- **Records for the task**:

══════════════════════════════

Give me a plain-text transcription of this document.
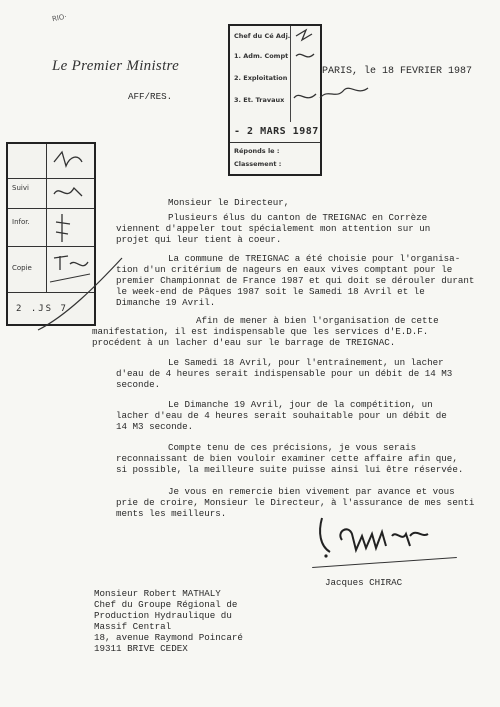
RIO·
Le Premier Ministre
AFF/RES.
PARIS, le 18 FEVRIER 1987
Chef du Cé Adj.
1. Adm. Compt
2. Exploitation
3. Et. Travaux
- 2 MARS 1987
Réponds le :
Classement :
Suivi
Infor.
Copie
2 .JS 7
Monsieur le Directeur,

Plusieurs élus du canton de TREIGNAC en Corrèze

viennent d'appeler tout spécialement mon attention sur un

projet qui leur tient à coeur.

La commune de TREIGNAC a été choisie pour l'organisa-

tion d'un critérium de nageurs en eaux vives comptant pour le

premier Championnat de France 1987 et qui doit se dérouler durant

le week-end de Pâques 1987 soit le Samedi 18 Avril et le

Dimanche 19 Avril.

Afin de mener à bien l'organisation de cette

manifestation, il est indispensable que les services d'E.D.F.

procédent à un lacher d'eau sur le barrage de TREIGNAC.

Le Samedi 18 Avril, pour l'entraînement, un lacher

d'eau de 4 heures serait indispensable pour un débit de 14 M3

seconde.

Le Dimanche 19 Avril, jour de la compétition, un

lacher d'eau de 4 heures serait souhaitable pour un débit de

14 M3 seconde.

Compte tenu de ces précisions, je vous serais

reconnaissant de bien vouloir examiner cette affaire afin que,

si possible, la meilleure suite puisse ainsi lui être réservée.

Je vous en remercie bien vivement par avance et vous

prie de croire, Monsieur le Directeur, à l'assurance de mes senti

ments les meilleurs.

Jacques CHIRAC

Monsieur Robert MATHALY

Chef du Groupe Régional de

Production Hydraulique du

Massif Central

18, avenue Raymond Poincaré

19311 BRIVE CEDEX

══════════════════════════════

- **Written problem**: Report how many lines in this data include the string "heures", and nothing else.

- **Output**: 2